(ACTION ITEM) The output should be the records themselves, given again exactly.

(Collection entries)
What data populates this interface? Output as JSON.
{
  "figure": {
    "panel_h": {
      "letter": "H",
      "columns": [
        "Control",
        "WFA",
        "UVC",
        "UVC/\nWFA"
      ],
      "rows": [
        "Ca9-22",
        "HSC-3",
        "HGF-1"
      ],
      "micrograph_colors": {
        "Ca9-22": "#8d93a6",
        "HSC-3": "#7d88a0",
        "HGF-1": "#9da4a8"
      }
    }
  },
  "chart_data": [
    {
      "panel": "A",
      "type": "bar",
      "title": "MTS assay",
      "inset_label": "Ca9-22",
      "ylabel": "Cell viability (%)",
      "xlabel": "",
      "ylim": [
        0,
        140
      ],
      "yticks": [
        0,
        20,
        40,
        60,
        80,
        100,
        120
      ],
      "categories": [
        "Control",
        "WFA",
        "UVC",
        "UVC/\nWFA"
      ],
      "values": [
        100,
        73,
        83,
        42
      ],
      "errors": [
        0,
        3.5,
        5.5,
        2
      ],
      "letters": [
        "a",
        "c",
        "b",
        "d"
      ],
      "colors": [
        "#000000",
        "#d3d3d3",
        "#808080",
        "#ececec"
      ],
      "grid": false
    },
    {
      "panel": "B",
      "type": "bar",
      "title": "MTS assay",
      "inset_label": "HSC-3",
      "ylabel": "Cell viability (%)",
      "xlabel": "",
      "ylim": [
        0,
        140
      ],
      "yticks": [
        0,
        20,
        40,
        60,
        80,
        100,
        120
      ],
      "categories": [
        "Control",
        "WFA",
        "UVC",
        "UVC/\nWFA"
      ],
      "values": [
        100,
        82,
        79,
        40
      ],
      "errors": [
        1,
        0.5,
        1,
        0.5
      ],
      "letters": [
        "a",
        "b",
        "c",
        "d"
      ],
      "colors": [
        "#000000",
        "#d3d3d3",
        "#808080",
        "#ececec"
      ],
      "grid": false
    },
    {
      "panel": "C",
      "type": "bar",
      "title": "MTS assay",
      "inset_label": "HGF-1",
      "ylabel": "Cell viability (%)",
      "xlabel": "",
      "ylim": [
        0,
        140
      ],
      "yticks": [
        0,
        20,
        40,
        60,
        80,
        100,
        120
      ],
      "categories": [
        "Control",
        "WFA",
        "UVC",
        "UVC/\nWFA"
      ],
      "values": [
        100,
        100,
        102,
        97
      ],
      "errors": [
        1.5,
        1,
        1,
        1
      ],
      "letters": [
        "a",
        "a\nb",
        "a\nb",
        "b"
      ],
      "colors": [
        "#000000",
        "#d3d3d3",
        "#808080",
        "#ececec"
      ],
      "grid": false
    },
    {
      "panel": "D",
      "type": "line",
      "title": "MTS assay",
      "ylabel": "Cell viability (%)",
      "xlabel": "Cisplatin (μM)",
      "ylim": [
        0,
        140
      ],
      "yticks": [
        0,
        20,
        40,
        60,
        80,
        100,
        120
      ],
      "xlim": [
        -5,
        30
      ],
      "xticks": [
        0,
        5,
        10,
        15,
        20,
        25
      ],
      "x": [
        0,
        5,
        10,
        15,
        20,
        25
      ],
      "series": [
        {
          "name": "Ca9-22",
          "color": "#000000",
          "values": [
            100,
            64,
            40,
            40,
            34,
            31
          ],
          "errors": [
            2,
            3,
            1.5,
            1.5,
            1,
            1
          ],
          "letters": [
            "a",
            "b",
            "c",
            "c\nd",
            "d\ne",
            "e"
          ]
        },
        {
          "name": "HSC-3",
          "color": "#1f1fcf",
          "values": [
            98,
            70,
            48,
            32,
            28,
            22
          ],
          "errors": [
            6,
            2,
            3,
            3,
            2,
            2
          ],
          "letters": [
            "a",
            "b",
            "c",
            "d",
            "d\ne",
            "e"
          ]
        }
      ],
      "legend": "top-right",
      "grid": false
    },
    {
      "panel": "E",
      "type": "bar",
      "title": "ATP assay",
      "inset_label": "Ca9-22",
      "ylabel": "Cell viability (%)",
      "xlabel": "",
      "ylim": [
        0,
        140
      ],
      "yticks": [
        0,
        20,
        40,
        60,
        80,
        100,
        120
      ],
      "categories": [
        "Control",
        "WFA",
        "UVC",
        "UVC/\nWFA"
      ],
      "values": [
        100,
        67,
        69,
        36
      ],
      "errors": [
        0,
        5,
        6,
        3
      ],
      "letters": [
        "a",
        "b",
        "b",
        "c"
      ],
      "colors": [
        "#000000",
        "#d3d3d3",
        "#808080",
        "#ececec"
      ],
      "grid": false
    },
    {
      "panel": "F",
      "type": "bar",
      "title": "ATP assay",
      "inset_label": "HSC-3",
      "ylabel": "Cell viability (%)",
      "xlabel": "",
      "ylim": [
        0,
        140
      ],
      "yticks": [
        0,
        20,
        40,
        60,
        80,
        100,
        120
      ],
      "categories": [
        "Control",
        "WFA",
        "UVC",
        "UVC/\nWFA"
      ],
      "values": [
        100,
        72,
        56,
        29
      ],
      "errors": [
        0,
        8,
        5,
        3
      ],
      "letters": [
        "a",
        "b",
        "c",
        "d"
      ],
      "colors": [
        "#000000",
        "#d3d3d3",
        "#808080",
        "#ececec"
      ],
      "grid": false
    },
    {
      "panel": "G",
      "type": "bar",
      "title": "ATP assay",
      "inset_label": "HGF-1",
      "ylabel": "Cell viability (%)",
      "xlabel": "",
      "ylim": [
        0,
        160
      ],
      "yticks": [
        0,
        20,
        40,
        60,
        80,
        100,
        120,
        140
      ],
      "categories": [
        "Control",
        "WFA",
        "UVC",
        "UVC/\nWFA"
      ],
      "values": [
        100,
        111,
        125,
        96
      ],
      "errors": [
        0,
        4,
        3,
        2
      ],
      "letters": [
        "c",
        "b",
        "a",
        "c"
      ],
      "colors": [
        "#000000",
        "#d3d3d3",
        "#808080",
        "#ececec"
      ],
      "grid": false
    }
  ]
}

(RESPONSE)
What data populates this interface? Output as JSON.
{
  "figure": {
    "panel_h": {
      "letter": "H",
      "columns": [
        "Control",
        "WFA",
        "UVC",
        "UVC/\nWFA"
      ],
      "rows": [
        "Ca9-22",
        "HSC-3",
        "HGF-1"
      ],
      "micrograph_colors": {
        "Ca9-22": "#8d93a6",
        "HSC-3": "#7d88a0",
        "HGF-1": "#9da4a8"
      }
    }
  },
  "chart_data": [
    {
      "panel": "A",
      "type": "bar",
      "title": "MTS assay",
      "inset_label": "Ca9-22",
      "ylabel": "Cell viability (%)",
      "xlabel": "",
      "ylim": [
        0,
        140
      ],
      "yticks": [
        0,
        20,
        40,
        60,
        80,
        100,
        120
      ],
      "categories": [
        "Control",
        "WFA",
        "UVC",
        "UVC/\nWFA"
      ],
      "values": [
        100,
        73,
        83,
        42
      ],
      "errors": [
        0,
        3.5,
        5.5,
        2
      ],
      "letters": [
        "a",
        "c",
        "b",
        "d"
      ],
      "colors": [
        "#000000",
        "#d3d3d3",
        "#808080",
        "#ececec"
      ],
      "grid": false
    },
    {
      "panel": "B",
      "type": "bar",
      "title": "MTS assay",
      "inset_label": "HSC-3",
      "ylabel": "Cell viability (%)",
      "xlabel": "",
      "ylim": [
        0,
        140
      ],
      "yticks": [
        0,
        20,
        40,
        60,
        80,
        100,
        120
      ],
      "categories": [
        "Control",
        "WFA",
        "UVC",
        "UVC/\nWFA"
      ],
      "values": [
        100,
        82,
        79,
        40
      ],
      "errors": [
        1,
        0.5,
        1,
        0.5
      ],
      "letters": [
        "a",
        "b",
        "c",
        "d"
      ],
      "colors": [
        "#000000",
        "#d3d3d3",
        "#808080",
        "#ececec"
      ],
      "grid": false
    },
    {
      "panel": "C",
      "type": "bar",
      "title": "MTS assay",
      "inset_label": "HGF-1",
      "ylabel": "Cell viability (%)",
      "xlabel": "",
      "ylim": [
        0,
        140
      ],
      "yticks": [
        0,
        20,
        40,
        60,
        80,
        100,
        120
      ],
      "categories": [
        "Control",
        "WFA",
        "UVC",
        "UVC/\nWFA"
      ],
      "values": [
        100,
        100,
        102,
        97
      ],
      "errors": [
        1.5,
        1,
        1,
        1
      ],
      "letters": [
        "a",
        "a\nb",
        "a\nb",
        "b"
      ],
      "colors": [
        "#000000",
        "#d3d3d3",
        "#808080",
        "#ececec"
      ],
      "grid": false
    },
    {
      "panel": "D",
      "type": "line",
      "title": "MTS assay",
      "ylabel": "Cell viability (%)",
      "xlabel": "Cisplatin (μM)",
      "ylim": [
        0,
        140
      ],
      "yticks": [
        0,
        20,
        40,
        60,
        80,
        100,
        120
      ],
      "xlim": [
        -5,
        30
      ],
      "xticks": [
        0,
        5,
        10,
        15,
        20,
        25
      ],
      "x": [
        0,
        5,
        10,
        15,
        20,
        25
      ],
      "series": [
        {
          "name": "Ca9-22",
          "color": "#000000",
          "values": [
            100,
            64,
            40,
            40,
            34,
            31
          ],
          "errors": [
            2,
            3,
            1.5,
            1.5,
            1,
            1
          ],
          "letters": [
            "a",
            "b",
            "c",
            "c\nd",
            "d\ne",
            "e"
          ]
        },
        {
          "name": "HSC-3",
          "color": "#1f1fcf",
          "values": [
            98,
            70,
            48,
            32,
            28,
            22
          ],
          "errors": [
            6,
            2,
            3,
            3,
            2,
            2
          ],
          "letters": [
            "a",
            "b",
            "c",
            "d",
            "d\ne",
            "e"
          ]
        }
      ],
      "legend": "top-right",
      "grid": false
    },
    {
      "panel": "E",
      "type": "bar",
      "title": "ATP assay",
      "inset_label": "Ca9-22",
      "ylabel": "Cell viability (%)",
      "xlabel": "",
      "ylim": [
        0,
        140
      ],
      "yticks": [
        0,
        20,
        40,
        60,
        80,
        100,
        120
      ],
      "categories": [
        "Control",
        "WFA",
        "UVC",
        "UVC/\nWFA"
      ],
      "values": [
        100,
        67,
        69,
        36
      ],
      "errors": [
        0,
        5,
        6,
        3
      ],
      "letters": [
        "a",
        "b",
        "b",
        "c"
      ],
      "colors": [
        "#000000",
        "#d3d3d3",
        "#808080",
        "#ececec"
      ],
      "grid": false
    },
    {
      "panel": "F",
      "type": "bar",
      "title": "ATP assay",
      "inset_label": "HSC-3",
      "ylabel": "Cell viability (%)",
      "xlabel": "",
      "ylim": [
        0,
        140
      ],
      "yticks": [
        0,
        20,
        40,
        60,
        80,
        100,
        120
      ],
      "categories": [
        "Control",
        "WFA",
        "UVC",
        "UVC/\nWFA"
      ],
      "values": [
        100,
        72,
        56,
        29
      ],
      "errors": [
        0,
        8,
        5,
        3
      ],
      "letters": [
        "a",
        "b",
        "c",
        "d"
      ],
      "colors": [
        "#000000",
        "#d3d3d3",
        "#808080",
        "#ececec"
      ],
      "grid": false
    },
    {
      "panel": "G",
      "type": "bar",
      "title": "ATP assay",
      "inset_label": "HGF-1",
      "ylabel": "Cell viability (%)",
      "xlabel": "",
      "ylim": [
        0,
        160
      ],
      "yticks": [
        0,
        20,
        40,
        60,
        80,
        100,
        120,
        140
      ],
      "categories": [
        "Control",
        "WFA",
        "UVC",
        "UVC/\nWFA"
      ],
      "values": [
        100,
        111,
        125,
        96
      ],
      "errors": [
        0,
        4,
        3,
        2
      ],
      "letters": [
        "c",
        "b",
        "a",
        "c"
      ],
      "colors": [
        "#000000",
        "#d3d3d3",
        "#808080",
        "#ececec"
      ],
      "grid": false
    }
  ]
}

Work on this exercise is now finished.